Data shown =
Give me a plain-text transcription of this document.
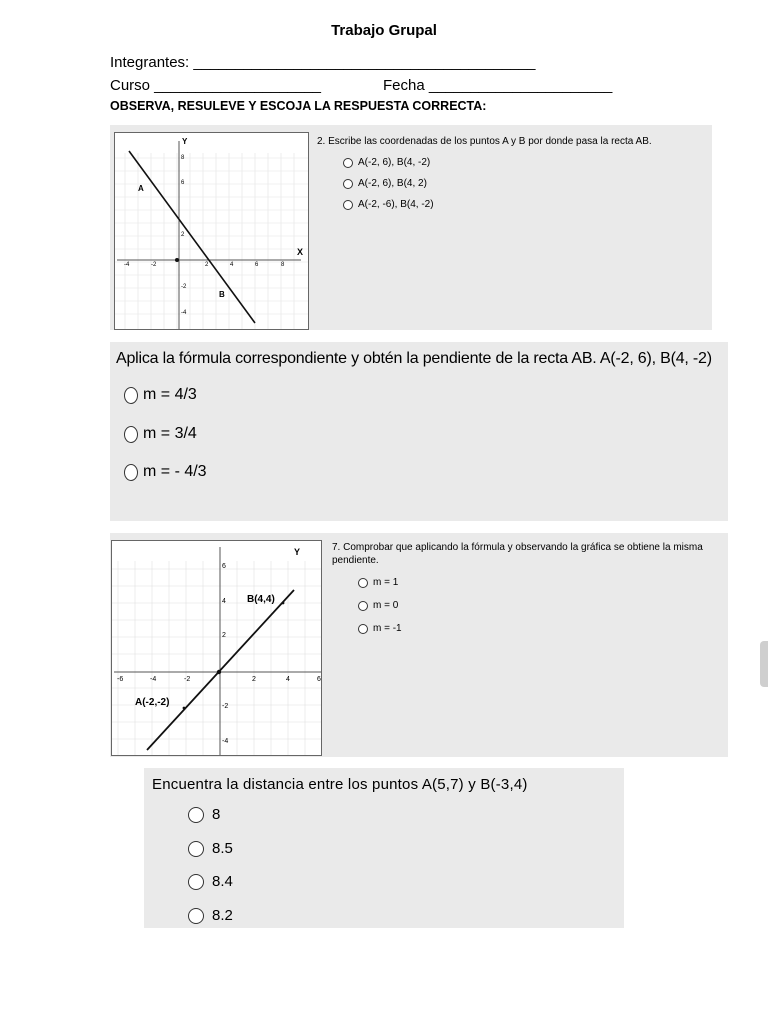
Trabajo Grupal
Integrantes: _________________________________________
Curso ____________________	Fecha ______________________
OBSERVA, RESULEVE Y ESCOJA LA RESPUESTA CORRECTA:
X
Y
-4	-2	2	4	6	8
8
6
2
-2
-4
A
B
2. Escribe las coordenadas de los puntos A y B por donde pasa la recta AB.
A(-2, 6), B(4, -2)
A(-2, 6), B(4, 2)
A(-2, -6), B(4, -2)
Aplica la fórmula correspondiente y obtén la pendiente de la recta AB. A(-2, 6), B(4, -2)
m = 4/3
m = 3/4
m = - 4/3
Y
-6	-4	-2	2	4	6
6
4
2
-2
-4
B(4,4)
A(-2,-2)
7. Comprobar que aplicando la fórmula y observando la gráfica se obtiene la misma pendiente.
m = 1
m = 0
m = -1
Encuentra la distancia entre los puntos A(5,7) y B(-3,4)
8
8.5
8.4
8.2
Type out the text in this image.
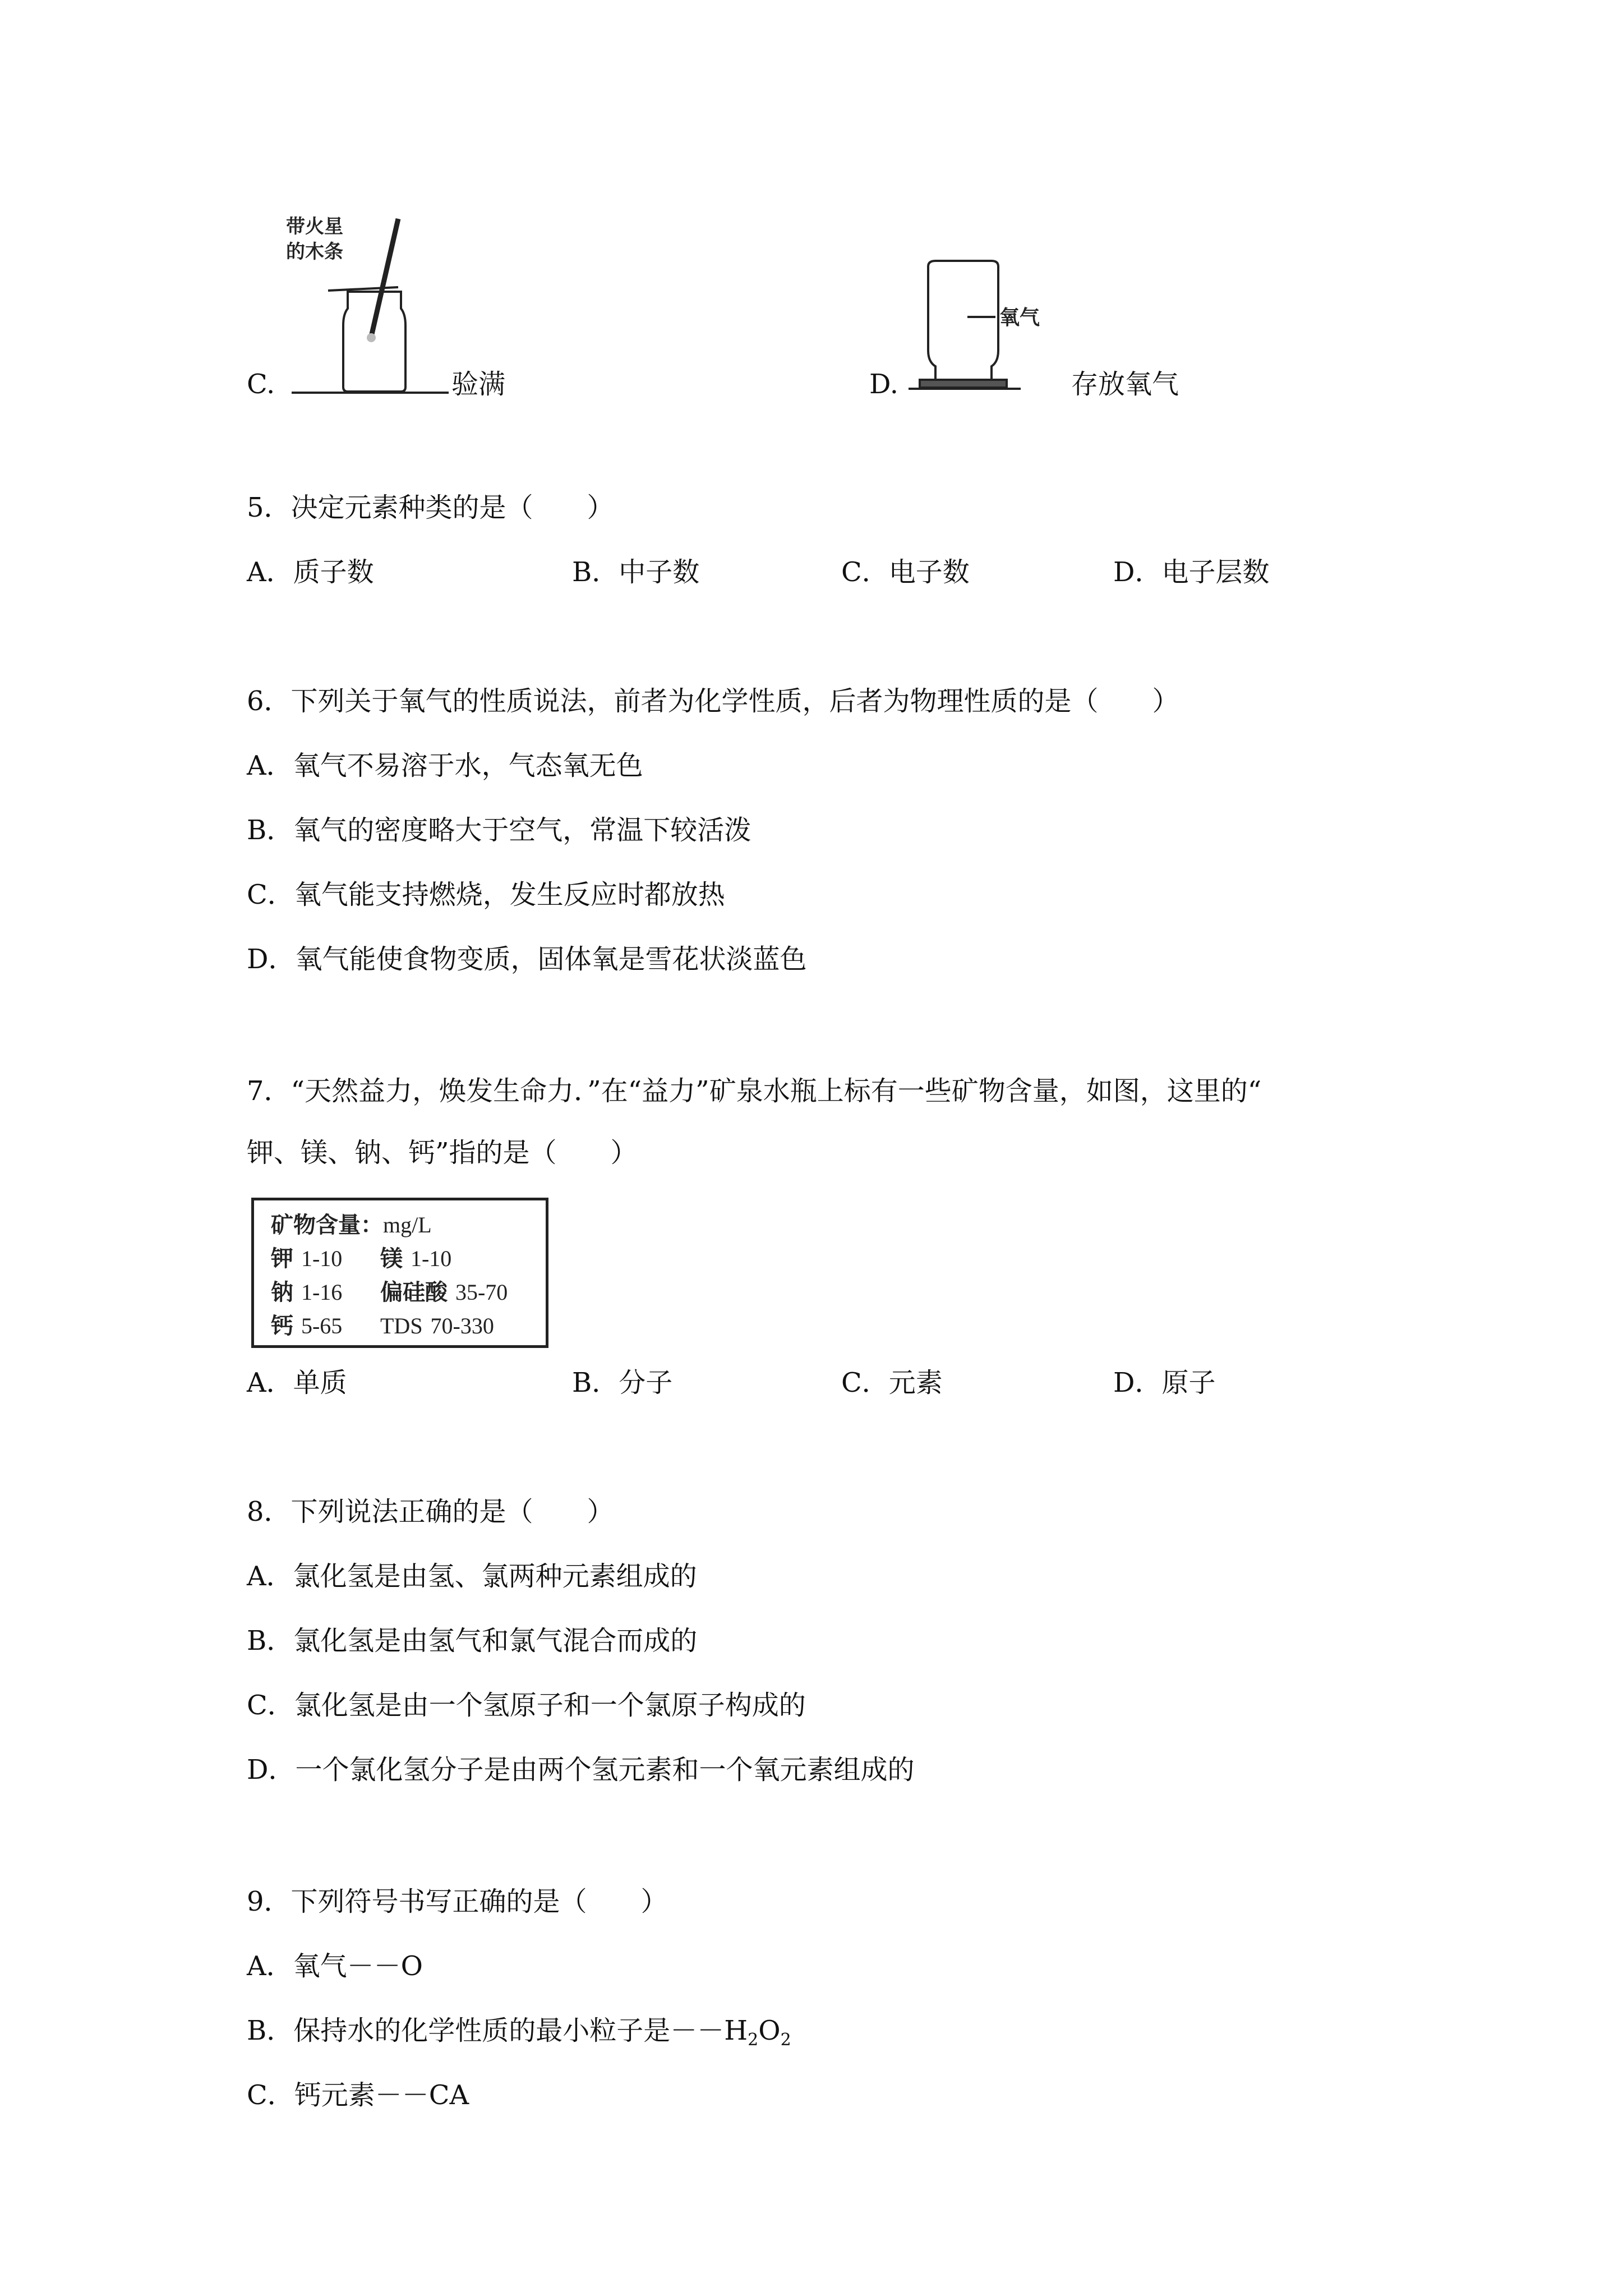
带火星
的木条
C.	验满
氧气
D.	存放氧气
5．决定元素种类的是（　　）
A．质子数	B．中子数	C．电子数	D．电子层数
6．下列关于氧气的性质说法，前者为化学性质，后者为物理性质的是（　　）
A．氧气不易溶于水，气态氧无色
B．氧气的密度略大于空气，常温下较活泼
C．氧气能支持燃烧，发生反应时都放热
D．氧气能使食物变质，固体氧是雪花状淡蓝色
7．“天然益力，焕发生命力．”在“益力”矿泉水瓶上标有一些矿物含量，如图，这里的“
钾、镁、钠、钙”指的是（　　）
矿物含量：mg/L
钾 1-10 镁 1-10
钠 1-16 偏硅酸 35-70
钙 5-65 TDS 70-330
A．单质	B．分子	C．元素	D．原子
8．下列说法正确的是（　　）
A．氯化氢是由氢、氯两种元素组成的
B．氯化氢是由氢气和氯气混合而成的
C．氯化氢是由一个氢原子和一个氯原子构成的
D．一个氯化氢分子是由两个氢元素和一个氧元素组成的
9．下列符号书写正确的是（　　）
A．氧气－－O
B．保持水的化学性质的最小粒子是$--H_2O_2$
C．钙元素－－CA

Work to do = Leave the pictures out and output the rest of the listing exactly.

Finished exercise =
Give me a plain-text transcription of this document.
Trabajo Grupal
Integrantes: _________________________________________
Curso ____________________	Fecha ______________________
OBSERVA, RESULEVE Y ESCOJA LA RESPUESTA CORRECTA:
X
Y
-4	-2	2	4	6	8
8
6
2
-2
-4
A
B
2. Escribe las coordenadas de los puntos A y B por donde pasa la recta AB.
A(-2, 6), B(4, -2)
A(-2, 6), B(4, 2)
A(-2, -6), B(4, -2)
Aplica la fórmula correspondiente y obtén la pendiente de la recta AB. A(-2, 6), B(4, -2)
m = 4/3
m = 3/4
m = - 4/3
Y
-6	-4	-2	2	4	6
6
4
2
-2
-4
B(4,4)
A(-2,-2)
7. Comprobar que aplicando la fórmula y observando la gráfica se obtiene la misma pendiente.
m = 1
m = 0
m = -1
Encuentra la distancia entre los puntos A(5,7) y B(-3,4)
8
8.5
8.4
8.2
Type out the text in this image.
带火星
的木条
C.	验满
氧气
D.	存放氧气
5．决定元素种类的是（　　）
A．质子数	B．中子数	C．电子数	D．电子层数
6．下列关于氧气的性质说法，前者为化学性质，后者为物理性质的是（　　）
A．氧气不易溶于水，气态氧无色
B．氧气的密度略大于空气，常温下较活泼
C．氧气能支持燃烧，发生反应时都放热
D．氧气能使食物变质，固体氧是雪花状淡蓝色
7．“天然益力，焕发生命力．”在“益力”矿泉水瓶上标有一些矿物含量，如图，这里的“
钾、镁、钠、钙”指的是（　　）
矿物含量：mg/L
钾 1-10 镁 1-10
钠 1-16 偏硅酸 35-70
钙 5-65 TDS 70-330
A．单质	B．分子	C．元素	D．原子
8．下列说法正确的是（　　）
A．氯化氢是由氢、氯两种元素组成的
B．氯化氢是由氢气和氯气混合而成的
C．氯化氢是由一个氢原子和一个氯原子构成的
D．一个氯化氢分子是由两个氢元素和一个氧元素组成的
9．下列符号书写正确的是（　　）
A．氧气－－O
B．保持水的化学性质的最小粒子是$--H_2O_2$
C．钙元素－－CA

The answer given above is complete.